Find the string "place" in the records. Copy every line it appears in.

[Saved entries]
====

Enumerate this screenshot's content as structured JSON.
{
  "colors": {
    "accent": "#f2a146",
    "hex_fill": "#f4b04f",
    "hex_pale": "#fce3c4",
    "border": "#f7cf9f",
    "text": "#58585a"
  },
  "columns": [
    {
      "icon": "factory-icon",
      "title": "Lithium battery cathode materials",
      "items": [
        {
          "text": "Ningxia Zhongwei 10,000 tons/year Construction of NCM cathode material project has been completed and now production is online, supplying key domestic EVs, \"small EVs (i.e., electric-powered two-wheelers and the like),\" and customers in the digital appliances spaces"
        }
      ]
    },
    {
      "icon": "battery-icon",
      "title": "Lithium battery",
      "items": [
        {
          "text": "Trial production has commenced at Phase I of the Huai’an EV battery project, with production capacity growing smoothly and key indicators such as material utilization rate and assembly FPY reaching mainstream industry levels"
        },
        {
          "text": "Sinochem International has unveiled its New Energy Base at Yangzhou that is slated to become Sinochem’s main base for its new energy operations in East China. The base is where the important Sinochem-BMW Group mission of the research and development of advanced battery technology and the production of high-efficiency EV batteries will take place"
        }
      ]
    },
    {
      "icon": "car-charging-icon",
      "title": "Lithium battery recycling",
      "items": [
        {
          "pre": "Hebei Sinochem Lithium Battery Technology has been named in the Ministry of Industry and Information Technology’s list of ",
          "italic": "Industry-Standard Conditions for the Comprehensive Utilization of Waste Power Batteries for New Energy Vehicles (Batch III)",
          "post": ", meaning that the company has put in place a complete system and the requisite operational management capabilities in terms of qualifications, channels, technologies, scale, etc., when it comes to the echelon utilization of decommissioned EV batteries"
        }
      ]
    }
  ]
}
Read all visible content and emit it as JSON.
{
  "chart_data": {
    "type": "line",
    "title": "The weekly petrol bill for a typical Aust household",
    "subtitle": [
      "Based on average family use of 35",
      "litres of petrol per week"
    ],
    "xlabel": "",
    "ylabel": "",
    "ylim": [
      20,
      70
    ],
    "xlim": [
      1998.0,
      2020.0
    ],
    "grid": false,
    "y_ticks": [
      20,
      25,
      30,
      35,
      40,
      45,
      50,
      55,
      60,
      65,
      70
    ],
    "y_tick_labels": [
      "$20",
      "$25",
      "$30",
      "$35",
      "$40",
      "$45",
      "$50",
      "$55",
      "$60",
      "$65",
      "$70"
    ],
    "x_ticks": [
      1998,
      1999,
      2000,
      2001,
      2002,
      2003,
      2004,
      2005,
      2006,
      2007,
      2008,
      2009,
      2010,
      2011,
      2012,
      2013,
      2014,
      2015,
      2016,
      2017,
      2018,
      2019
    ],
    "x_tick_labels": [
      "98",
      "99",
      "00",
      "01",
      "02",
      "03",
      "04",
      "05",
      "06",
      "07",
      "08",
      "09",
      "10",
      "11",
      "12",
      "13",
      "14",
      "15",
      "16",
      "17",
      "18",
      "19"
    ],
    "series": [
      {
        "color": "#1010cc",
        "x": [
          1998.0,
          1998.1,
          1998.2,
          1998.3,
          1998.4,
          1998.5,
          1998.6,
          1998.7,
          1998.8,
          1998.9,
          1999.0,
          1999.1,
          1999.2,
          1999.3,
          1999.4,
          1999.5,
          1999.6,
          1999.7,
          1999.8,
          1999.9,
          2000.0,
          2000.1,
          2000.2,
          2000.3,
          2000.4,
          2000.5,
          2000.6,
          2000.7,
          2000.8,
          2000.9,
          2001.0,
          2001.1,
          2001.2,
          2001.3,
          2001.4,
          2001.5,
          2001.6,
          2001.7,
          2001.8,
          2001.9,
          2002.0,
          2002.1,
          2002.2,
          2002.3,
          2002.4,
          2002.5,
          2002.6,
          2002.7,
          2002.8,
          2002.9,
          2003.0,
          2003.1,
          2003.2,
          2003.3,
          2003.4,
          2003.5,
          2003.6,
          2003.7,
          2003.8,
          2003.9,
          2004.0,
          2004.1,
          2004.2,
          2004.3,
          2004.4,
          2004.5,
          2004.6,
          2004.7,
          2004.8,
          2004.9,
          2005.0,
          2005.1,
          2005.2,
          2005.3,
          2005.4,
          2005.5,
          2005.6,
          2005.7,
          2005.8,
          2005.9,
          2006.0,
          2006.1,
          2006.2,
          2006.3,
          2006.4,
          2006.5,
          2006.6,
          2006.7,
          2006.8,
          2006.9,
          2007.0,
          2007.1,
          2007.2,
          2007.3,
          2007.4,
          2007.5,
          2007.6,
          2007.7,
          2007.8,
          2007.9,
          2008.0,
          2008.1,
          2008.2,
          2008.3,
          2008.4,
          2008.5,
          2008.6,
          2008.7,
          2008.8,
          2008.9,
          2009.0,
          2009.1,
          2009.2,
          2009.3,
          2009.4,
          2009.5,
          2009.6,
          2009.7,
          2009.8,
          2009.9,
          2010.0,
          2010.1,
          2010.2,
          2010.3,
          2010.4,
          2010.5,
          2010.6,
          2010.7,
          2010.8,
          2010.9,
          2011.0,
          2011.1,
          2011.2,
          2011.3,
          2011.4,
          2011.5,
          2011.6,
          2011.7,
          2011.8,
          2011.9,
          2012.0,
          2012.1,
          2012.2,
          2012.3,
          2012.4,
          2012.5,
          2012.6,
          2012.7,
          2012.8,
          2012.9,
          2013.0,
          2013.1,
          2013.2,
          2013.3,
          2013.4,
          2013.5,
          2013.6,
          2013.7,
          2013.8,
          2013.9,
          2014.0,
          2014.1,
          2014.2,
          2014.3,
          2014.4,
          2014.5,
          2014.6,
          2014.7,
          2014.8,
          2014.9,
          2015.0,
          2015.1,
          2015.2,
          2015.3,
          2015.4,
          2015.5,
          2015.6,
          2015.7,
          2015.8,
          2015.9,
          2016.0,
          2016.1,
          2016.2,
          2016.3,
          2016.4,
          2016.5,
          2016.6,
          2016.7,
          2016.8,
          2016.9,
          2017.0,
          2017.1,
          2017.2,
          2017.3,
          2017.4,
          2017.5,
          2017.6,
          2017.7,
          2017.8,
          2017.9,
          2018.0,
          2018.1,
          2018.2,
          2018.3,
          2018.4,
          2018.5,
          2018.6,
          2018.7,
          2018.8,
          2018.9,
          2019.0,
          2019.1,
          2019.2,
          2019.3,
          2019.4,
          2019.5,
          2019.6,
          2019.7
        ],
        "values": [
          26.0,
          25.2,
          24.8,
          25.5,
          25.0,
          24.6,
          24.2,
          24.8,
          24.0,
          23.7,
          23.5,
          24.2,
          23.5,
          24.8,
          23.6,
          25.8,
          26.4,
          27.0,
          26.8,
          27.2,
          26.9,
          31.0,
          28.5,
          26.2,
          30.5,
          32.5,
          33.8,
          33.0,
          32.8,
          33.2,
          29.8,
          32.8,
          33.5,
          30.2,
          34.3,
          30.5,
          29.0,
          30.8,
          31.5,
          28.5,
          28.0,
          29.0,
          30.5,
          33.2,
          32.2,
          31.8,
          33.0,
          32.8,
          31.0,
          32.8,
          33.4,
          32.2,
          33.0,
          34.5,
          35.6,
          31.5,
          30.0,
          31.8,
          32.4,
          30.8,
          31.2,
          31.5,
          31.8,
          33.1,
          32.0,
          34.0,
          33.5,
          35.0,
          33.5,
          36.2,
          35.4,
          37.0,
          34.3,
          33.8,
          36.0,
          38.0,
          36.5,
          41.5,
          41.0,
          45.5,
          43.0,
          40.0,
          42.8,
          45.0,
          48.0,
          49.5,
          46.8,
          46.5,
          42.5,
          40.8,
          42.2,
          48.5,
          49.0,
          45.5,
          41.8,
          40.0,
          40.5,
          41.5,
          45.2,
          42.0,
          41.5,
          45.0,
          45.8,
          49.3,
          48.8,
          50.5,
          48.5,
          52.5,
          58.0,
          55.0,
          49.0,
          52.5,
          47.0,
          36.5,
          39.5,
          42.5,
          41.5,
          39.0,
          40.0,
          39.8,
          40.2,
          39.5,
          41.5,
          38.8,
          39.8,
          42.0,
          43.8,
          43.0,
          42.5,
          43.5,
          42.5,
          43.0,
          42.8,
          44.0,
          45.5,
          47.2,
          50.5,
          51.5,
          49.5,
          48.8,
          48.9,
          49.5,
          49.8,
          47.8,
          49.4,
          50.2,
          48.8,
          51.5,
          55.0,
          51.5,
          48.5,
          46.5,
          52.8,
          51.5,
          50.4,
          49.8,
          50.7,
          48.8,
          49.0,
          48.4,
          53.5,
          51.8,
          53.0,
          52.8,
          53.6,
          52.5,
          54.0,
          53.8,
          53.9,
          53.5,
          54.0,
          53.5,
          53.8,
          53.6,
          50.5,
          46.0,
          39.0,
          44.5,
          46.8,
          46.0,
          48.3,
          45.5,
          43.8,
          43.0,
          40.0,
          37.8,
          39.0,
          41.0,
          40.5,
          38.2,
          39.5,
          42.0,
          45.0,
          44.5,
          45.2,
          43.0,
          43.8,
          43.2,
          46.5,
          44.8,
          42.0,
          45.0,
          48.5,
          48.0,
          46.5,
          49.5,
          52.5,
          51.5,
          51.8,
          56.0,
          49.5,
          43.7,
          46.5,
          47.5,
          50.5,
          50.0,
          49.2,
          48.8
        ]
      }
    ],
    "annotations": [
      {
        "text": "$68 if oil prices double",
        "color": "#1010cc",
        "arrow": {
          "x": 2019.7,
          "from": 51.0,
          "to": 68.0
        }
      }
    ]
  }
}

====

**EXERCISE RESPONSE**
          "text": "Sinochem International has unveiled its New Energy Base at Yangzhou that is slated to become Sinochem’s main base for its new energy operations in East China. The base is where the important Sinochem-BMW Group mission of the research and development of advanced battery technology and the production of high-efficiency EV batteries will take place"
          "post": ", meaning that the company has put in place a complete system and the requisite operational management capabilities in terms of qualifications, channels, technologies, scale, etc., when it comes to the echelon utilization of decommissioned EV batteries"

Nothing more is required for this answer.